[Records from a collection]
::::
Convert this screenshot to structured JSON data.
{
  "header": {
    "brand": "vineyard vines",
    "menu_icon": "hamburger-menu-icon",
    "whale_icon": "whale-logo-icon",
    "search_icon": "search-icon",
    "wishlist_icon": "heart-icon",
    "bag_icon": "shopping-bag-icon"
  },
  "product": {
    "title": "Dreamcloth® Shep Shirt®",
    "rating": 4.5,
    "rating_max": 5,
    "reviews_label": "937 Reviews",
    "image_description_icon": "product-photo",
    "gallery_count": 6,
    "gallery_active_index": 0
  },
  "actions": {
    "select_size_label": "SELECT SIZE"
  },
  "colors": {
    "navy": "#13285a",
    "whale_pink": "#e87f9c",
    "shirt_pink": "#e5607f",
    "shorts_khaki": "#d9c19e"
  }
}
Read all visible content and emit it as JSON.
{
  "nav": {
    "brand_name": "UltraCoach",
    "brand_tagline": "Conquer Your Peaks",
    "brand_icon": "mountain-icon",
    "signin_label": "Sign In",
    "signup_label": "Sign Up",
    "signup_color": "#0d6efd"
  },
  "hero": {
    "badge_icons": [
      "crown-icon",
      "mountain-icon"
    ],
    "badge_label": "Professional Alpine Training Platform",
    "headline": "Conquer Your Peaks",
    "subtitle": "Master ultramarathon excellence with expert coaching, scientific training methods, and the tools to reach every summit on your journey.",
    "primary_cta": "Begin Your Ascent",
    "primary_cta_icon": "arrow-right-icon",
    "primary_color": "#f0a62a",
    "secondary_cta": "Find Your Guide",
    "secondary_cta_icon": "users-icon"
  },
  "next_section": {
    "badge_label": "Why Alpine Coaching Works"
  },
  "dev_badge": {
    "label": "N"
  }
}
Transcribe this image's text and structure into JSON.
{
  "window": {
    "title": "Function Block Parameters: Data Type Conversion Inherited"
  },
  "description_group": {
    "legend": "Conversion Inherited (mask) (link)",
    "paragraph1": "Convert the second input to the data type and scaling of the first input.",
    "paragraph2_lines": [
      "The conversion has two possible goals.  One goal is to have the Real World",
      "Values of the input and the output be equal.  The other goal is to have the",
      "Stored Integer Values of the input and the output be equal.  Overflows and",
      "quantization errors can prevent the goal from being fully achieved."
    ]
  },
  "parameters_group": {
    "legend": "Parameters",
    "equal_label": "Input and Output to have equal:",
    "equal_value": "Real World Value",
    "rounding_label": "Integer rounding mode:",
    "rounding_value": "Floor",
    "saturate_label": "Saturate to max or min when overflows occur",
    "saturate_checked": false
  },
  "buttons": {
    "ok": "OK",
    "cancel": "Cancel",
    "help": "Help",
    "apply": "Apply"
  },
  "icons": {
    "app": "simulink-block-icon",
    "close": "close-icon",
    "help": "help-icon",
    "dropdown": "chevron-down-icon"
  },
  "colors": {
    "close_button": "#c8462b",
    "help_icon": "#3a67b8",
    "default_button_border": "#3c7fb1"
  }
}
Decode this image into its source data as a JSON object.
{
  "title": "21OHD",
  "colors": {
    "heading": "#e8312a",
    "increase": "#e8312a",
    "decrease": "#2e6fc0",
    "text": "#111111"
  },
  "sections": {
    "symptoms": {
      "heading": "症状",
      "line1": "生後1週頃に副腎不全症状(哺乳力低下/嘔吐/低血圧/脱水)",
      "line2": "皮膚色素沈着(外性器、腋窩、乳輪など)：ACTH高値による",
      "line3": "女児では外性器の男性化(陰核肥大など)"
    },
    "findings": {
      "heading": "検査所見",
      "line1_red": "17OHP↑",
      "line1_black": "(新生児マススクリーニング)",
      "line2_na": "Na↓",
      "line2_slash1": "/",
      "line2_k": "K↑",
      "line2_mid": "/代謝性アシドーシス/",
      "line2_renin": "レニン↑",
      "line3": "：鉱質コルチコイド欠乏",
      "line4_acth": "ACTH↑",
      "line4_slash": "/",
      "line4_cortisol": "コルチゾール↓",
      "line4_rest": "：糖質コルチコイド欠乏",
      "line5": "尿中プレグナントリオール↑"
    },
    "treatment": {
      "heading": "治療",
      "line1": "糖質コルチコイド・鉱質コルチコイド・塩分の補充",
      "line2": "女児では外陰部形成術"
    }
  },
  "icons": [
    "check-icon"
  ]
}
::::
__Prompt__
Return what is listed above, exactly and completely.

__Finished task__
Convert this screenshot to structured JSON data.
{
  "header": {
    "brand": "vineyard vines",
    "menu_icon": "hamburger-menu-icon",
    "whale_icon": "whale-logo-icon",
    "search_icon": "search-icon",
    "wishlist_icon": "heart-icon",
    "bag_icon": "shopping-bag-icon"
  },
  "product": {
    "title": "Dreamcloth® Shep Shirt®",
    "rating": 4.5,
    "rating_max": 5,
    "reviews_label": "937 Reviews",
    "image_description_icon": "product-photo",
    "gallery_count": 6,
    "gallery_active_index": 0
  },
  "actions": {
    "select_size_label": "SELECT SIZE"
  },
  "colors": {
    "navy": "#13285a",
    "whale_pink": "#e87f9c",
    "shirt_pink": "#e5607f",
    "shorts_khaki": "#d9c19e"
  }
}
Read all visible content and emit it as JSON.
{
  "nav": {
    "brand_name": "UltraCoach",
    "brand_tagline": "Conquer Your Peaks",
    "brand_icon": "mountain-icon",
    "signin_label": "Sign In",
    "signup_label": "Sign Up",
    "signup_color": "#0d6efd"
  },
  "hero": {
    "badge_icons": [
      "crown-icon",
      "mountain-icon"
    ],
    "badge_label": "Professional Alpine Training Platform",
    "headline": "Conquer Your Peaks",
    "subtitle": "Master ultramarathon excellence with expert coaching, scientific training methods, and the tools to reach every summit on your journey.",
    "primary_cta": "Begin Your Ascent",
    "primary_cta_icon": "arrow-right-icon",
    "primary_color": "#f0a62a",
    "secondary_cta": "Find Your Guide",
    "secondary_cta_icon": "users-icon"
  },
  "next_section": {
    "badge_label": "Why Alpine Coaching Works"
  },
  "dev_badge": {
    "label": "N"
  }
}
Transcribe this image's text and structure into JSON.
{
  "window": {
    "title": "Function Block Parameters: Data Type Conversion Inherited"
  },
  "description_group": {
    "legend": "Conversion Inherited (mask) (link)",
    "paragraph1": "Convert the second input to the data type and scaling of the first input.",
    "paragraph2_lines": [
      "The conversion has two possible goals.  One goal is to have the Real World",
      "Values of the input and the output be equal.  The other goal is to have the",
      "Stored Integer Values of the input and the output be equal.  Overflows and",
      "quantization errors can prevent the goal from being fully achieved."
    ]
  },
  "parameters_group": {
    "legend": "Parameters",
    "equal_label": "Input and Output to have equal:",
    "equal_value": "Real World Value",
    "rounding_label": "Integer rounding mode:",
    "rounding_value": "Floor",
    "saturate_label": "Saturate to max or min when overflows occur",
    "saturate_checked": false
  },
  "buttons": {
    "ok": "OK",
    "cancel": "Cancel",
    "help": "Help",
    "apply": "Apply"
  },
  "icons": {
    "app": "simulink-block-icon",
    "close": "close-icon",
    "help": "help-icon",
    "dropdown": "chevron-down-icon"
  },
  "colors": {
    "close_button": "#c8462b",
    "help_icon": "#3a67b8",
    "default_button_border": "#3c7fb1"
  }
}
Decode this image into its source data as a JSON object.
{
  "title": "21OHD",
  "colors": {
    "heading": "#e8312a",
    "increase": "#e8312a",
    "decrease": "#2e6fc0",
    "text": "#111111"
  },
  "sections": {
    "symptoms": {
      "heading": "症状",
      "line1": "生後1週頃に副腎不全症状(哺乳力低下/嘔吐/低血圧/脱水)",
      "line2": "皮膚色素沈着(外性器、腋窩、乳輪など)：ACTH高値による",
      "line3": "女児では外性器の男性化(陰核肥大など)"
    },
    "findings": {
      "heading": "検査所見",
      "line1_red": "17OHP↑",
      "line1_black": "(新生児マススクリーニング)",
      "line2_na": "Na↓",
      "line2_slash1": "/",
      "line2_k": "K↑",
      "line2_mid": "/代謝性アシドーシス/",
      "line2_renin": "レニン↑",
      "line3": "：鉱質コルチコイド欠乏",
      "line4_acth": "ACTH↑",
      "line4_slash": "/",
      "line4_cortisol": "コルチゾール↓",
      "line4_rest": "：糖質コルチコイド欠乏",
      "line5": "尿中プレグナントリオール↑"
    },
    "treatment": {
      "heading": "治療",
      "line1": "糖質コルチコイド・鉱質コルチコイド・塩分の補充",
      "line2": "女児では外陰部形成術"
    }
  },
  "icons": [
    "check-icon"
  ]
}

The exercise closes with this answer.